Jazz drumming great Mickey Roker died this past May 22 in Philadelphia, at the age of eighty-four. Known for his propelling swing, Roker performed with top jazz artists throughout a career spanning six decades. A drummer sprung from swing and bop, Roker had an irresistible groove, sensitive dynamics, unshakable time, and tasteful kit artistry that earned him a long and impressive discography. Above all, he was supportive. “I just like to swing the band,” he told MD in a 2002 interview. “That’s where I get my kicks.”
Roker toured the world extensively, most notably during his nine-year stint with Dizzy Gillespie. Fellow musicians knew him as a kind man full of positive energy and humor.
Granville William “Mickey” Roker Jr. was born in Miami on September 3, 1932. After his mother died when he was ten, Roker was raised in Philadelphia by his grandmother. His uncle bought him his first drumkit, and the self-taught drummer began playing local R&B gigs, eventually gravitating to jazz. Philly Joe Jones was a significant inspiration.
+++++
◆ REQUIRED ACTIONS
(1) From the passage on Mickey Roker, list the qualities of his drumming that are said to have earned him a long and impressive discography.
(2) Answer these from the passage on Mickey Roker:
(a) In what city and on what date was he born?
(b) With whom did he have a nine-year stint?
(c) Who bought him his first drumkit?
+++++
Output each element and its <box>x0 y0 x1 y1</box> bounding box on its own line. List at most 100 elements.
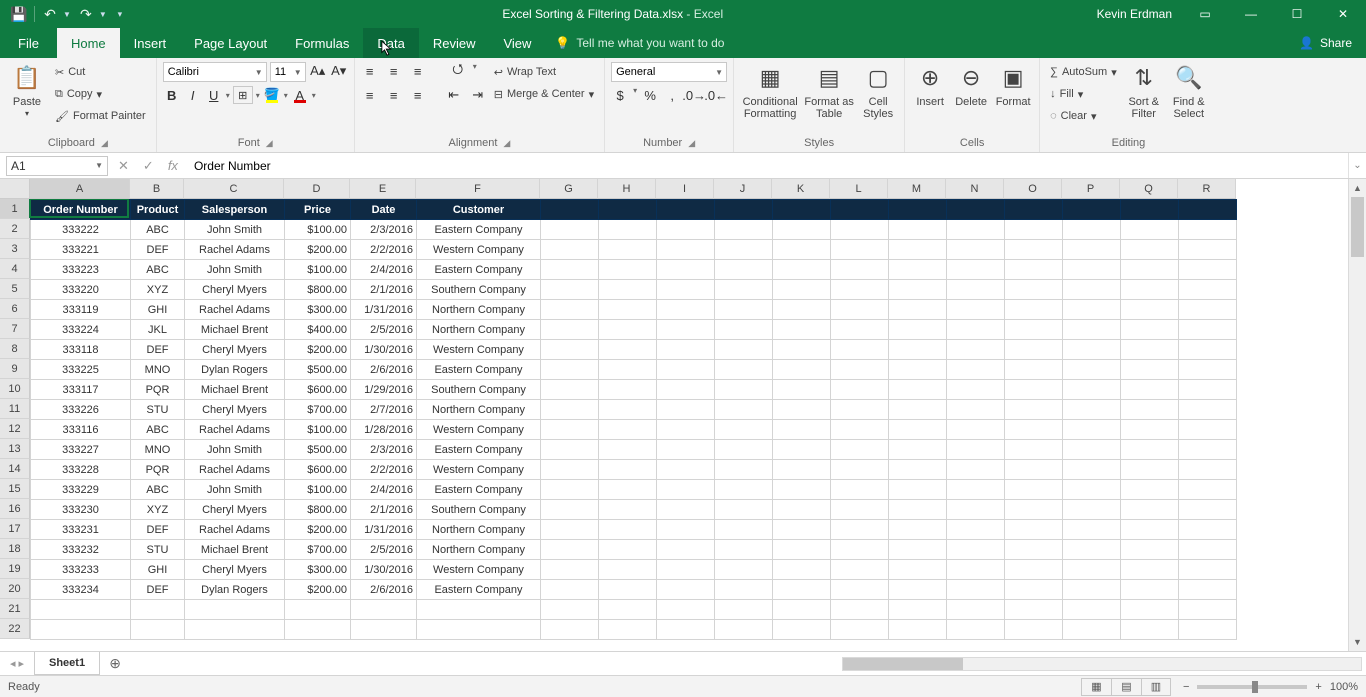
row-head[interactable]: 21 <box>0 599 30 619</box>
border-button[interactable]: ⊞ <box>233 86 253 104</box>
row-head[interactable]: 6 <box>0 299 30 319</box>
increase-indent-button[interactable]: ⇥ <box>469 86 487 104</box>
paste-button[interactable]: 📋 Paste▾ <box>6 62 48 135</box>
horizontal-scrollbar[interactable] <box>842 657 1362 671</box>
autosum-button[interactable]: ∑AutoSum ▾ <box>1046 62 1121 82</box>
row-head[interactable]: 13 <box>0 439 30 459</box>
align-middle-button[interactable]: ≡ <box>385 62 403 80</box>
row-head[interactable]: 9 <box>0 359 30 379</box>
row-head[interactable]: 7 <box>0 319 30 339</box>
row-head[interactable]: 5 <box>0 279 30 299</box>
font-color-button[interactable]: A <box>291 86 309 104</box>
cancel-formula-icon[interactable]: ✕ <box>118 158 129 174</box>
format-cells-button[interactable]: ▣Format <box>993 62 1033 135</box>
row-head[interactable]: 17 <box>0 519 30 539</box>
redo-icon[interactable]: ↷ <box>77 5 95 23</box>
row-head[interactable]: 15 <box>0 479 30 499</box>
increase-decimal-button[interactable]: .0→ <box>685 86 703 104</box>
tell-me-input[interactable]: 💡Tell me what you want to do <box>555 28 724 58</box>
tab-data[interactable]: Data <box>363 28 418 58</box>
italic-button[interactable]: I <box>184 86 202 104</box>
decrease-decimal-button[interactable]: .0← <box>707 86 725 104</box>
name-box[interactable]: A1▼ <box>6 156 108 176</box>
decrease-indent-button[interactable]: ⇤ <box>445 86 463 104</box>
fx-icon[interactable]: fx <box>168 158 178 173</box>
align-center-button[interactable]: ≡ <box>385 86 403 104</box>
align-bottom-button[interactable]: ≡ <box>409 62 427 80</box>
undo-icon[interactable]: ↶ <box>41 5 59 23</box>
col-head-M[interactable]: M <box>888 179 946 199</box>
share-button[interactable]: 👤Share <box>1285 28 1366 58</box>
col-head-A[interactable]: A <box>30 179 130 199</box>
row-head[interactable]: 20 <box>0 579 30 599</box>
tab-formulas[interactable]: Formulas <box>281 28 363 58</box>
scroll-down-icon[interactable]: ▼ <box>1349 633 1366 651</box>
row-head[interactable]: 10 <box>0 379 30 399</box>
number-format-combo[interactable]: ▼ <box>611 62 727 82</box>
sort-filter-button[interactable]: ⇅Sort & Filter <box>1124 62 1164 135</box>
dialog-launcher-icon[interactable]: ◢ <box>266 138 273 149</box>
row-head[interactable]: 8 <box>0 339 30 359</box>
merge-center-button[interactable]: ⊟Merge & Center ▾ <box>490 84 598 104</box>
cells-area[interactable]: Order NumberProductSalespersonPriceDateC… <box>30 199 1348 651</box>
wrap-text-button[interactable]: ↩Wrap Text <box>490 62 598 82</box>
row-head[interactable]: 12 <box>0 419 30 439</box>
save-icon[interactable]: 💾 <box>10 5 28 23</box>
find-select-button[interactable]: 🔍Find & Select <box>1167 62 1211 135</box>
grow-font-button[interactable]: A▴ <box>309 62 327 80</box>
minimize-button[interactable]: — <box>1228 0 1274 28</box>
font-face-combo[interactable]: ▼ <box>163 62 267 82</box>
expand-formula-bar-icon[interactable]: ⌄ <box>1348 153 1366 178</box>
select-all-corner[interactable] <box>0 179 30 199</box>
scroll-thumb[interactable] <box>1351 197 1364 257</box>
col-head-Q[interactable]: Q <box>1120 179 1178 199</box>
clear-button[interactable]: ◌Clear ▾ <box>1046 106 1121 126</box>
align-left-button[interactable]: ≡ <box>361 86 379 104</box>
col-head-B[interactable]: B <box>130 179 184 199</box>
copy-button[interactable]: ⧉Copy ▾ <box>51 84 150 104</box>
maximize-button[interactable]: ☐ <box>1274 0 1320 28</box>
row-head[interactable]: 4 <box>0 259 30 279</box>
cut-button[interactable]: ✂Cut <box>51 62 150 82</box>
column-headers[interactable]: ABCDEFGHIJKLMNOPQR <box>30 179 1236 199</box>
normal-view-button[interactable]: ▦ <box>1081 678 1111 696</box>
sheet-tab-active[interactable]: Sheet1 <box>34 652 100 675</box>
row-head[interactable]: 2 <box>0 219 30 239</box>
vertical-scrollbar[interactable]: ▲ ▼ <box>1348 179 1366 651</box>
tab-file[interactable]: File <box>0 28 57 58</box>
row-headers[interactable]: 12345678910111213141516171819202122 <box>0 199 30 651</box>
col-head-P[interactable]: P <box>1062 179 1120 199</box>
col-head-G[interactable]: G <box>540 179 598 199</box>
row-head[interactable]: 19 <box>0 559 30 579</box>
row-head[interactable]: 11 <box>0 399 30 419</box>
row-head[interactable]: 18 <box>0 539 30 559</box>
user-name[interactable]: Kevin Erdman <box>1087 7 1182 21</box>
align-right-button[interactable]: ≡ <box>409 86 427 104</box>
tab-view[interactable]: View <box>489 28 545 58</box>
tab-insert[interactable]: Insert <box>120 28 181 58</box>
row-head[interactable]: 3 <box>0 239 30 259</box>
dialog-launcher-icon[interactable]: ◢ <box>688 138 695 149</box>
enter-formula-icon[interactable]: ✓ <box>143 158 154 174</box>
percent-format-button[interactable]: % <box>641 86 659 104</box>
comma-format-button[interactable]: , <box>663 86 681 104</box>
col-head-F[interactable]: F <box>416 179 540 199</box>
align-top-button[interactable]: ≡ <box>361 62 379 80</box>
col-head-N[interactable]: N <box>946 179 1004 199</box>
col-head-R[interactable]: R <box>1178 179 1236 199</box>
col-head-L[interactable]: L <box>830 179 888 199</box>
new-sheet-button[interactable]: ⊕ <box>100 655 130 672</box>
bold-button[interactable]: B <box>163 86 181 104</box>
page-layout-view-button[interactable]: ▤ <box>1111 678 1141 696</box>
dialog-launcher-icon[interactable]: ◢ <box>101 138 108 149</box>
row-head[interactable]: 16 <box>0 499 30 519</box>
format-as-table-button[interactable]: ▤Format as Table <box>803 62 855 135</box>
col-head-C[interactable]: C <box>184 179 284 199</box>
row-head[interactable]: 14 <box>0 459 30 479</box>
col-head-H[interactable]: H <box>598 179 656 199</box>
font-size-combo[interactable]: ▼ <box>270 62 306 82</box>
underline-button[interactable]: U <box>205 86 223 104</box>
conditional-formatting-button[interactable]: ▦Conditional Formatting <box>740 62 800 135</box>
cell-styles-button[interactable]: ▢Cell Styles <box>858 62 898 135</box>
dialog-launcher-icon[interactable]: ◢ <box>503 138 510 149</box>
+++++
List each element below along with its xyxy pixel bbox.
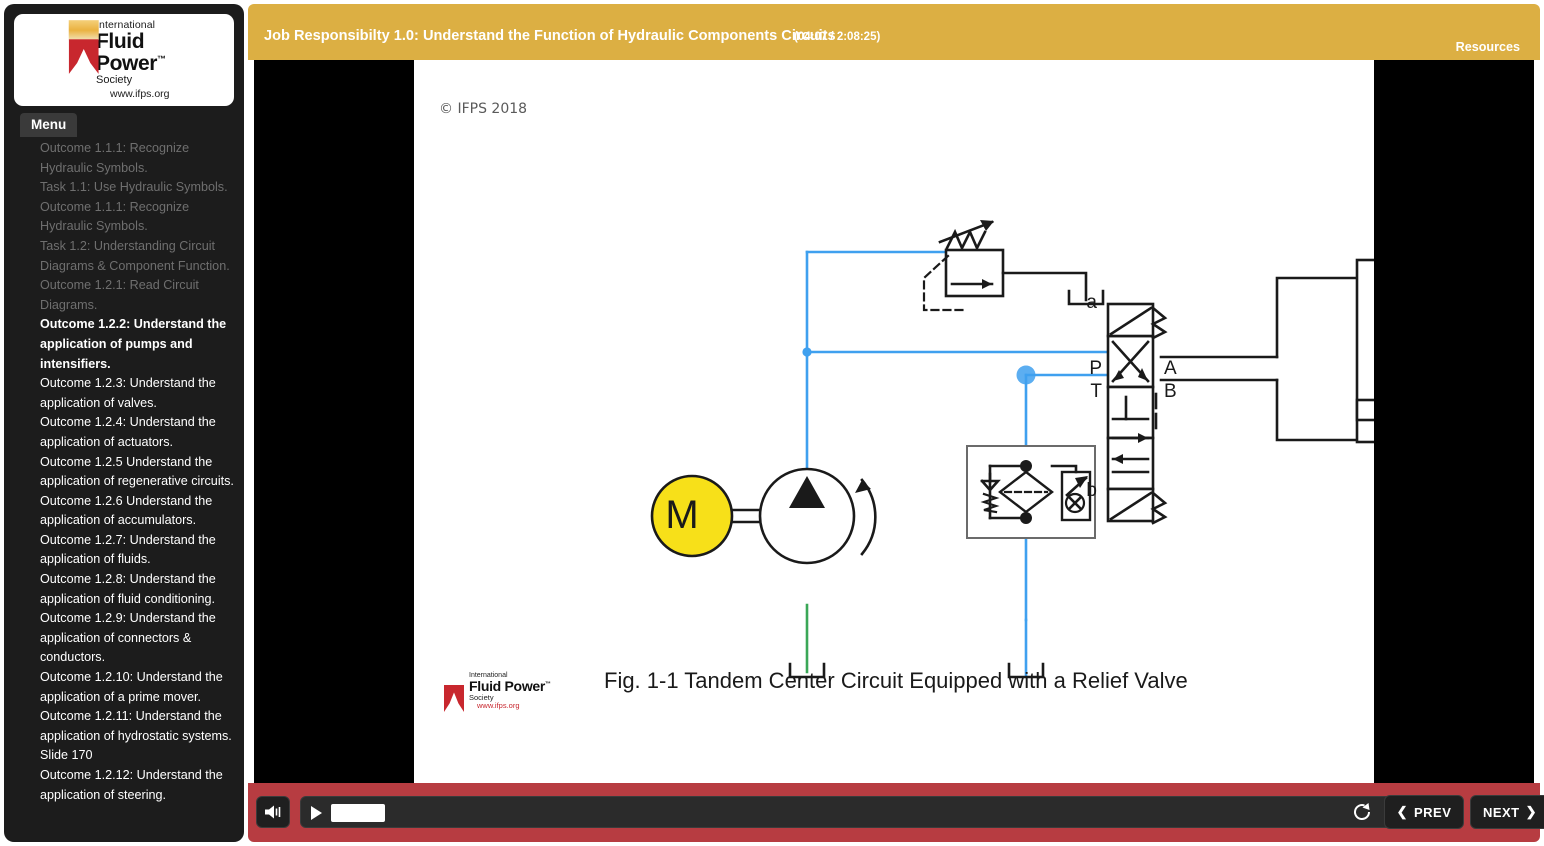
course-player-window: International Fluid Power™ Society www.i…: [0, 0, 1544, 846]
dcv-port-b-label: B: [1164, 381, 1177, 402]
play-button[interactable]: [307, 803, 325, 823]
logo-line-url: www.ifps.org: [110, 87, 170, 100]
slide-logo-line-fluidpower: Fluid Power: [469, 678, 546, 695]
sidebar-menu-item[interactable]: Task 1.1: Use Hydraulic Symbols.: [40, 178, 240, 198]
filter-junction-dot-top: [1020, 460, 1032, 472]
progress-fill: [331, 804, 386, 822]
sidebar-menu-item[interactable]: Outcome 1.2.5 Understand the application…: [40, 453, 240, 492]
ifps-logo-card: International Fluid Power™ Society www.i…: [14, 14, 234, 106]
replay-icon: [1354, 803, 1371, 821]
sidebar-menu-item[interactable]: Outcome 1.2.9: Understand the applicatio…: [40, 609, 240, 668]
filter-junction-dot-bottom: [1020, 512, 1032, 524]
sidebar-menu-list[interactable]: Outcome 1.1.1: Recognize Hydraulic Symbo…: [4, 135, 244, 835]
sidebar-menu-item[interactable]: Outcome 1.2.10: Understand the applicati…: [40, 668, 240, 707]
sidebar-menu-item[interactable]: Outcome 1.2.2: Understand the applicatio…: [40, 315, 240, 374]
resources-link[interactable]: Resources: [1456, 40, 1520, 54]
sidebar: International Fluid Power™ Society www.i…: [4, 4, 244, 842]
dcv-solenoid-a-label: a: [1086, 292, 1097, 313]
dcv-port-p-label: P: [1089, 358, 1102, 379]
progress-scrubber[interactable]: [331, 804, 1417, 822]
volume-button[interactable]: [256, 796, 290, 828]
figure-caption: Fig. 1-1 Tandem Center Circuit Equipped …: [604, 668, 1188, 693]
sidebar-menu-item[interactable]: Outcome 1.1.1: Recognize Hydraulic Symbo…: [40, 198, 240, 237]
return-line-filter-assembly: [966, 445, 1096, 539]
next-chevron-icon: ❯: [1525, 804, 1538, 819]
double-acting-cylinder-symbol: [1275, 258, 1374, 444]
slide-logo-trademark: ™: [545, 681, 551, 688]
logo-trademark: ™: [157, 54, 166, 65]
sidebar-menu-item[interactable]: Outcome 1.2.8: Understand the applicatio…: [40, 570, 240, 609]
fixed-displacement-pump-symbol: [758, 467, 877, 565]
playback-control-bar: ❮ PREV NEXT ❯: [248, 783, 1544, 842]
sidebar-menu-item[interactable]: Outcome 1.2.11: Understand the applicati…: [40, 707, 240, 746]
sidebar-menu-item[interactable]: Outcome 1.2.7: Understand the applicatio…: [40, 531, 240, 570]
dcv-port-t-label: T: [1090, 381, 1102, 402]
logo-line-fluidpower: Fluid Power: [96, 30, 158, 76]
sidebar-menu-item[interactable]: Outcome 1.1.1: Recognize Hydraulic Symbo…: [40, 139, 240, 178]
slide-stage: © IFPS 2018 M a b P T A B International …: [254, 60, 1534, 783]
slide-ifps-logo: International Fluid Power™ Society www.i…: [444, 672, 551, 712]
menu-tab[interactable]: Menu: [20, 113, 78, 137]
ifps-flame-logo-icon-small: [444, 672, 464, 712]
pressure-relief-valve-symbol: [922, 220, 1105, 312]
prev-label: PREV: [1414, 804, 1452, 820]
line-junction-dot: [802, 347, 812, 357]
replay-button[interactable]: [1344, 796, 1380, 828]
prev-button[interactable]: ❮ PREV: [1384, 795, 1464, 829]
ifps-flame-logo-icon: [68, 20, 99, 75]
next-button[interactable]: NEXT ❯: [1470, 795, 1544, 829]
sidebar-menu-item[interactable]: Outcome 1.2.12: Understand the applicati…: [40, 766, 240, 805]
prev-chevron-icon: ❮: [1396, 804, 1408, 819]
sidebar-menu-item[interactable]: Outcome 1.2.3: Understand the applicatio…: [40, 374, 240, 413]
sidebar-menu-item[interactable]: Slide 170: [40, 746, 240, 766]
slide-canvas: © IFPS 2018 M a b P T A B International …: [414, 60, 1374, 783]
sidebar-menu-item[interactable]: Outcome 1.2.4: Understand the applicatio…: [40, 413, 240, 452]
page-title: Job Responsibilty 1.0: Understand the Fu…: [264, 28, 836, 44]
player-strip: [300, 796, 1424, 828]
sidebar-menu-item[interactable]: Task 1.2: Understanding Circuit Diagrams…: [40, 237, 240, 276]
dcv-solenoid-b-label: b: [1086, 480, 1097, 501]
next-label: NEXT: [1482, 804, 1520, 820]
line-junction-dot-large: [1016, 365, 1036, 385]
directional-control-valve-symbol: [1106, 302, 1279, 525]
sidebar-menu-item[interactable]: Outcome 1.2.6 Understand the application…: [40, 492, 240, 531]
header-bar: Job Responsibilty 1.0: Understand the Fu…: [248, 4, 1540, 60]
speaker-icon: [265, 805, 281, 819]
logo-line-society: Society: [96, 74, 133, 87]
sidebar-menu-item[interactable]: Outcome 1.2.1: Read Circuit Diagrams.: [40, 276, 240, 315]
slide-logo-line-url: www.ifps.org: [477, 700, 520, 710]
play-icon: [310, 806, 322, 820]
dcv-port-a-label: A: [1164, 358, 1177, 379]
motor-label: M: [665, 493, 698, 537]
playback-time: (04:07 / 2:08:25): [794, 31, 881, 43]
+++++
◆ SOLUTIONS BY TASK
(1)
- An irresistible groove
- Sensitive dynamics
- Unshakable time
- Tasteful kit artistry

(2)
(a) Miami, on September 3, 1932
(b) Dizzy Gillespie
(c) His uncle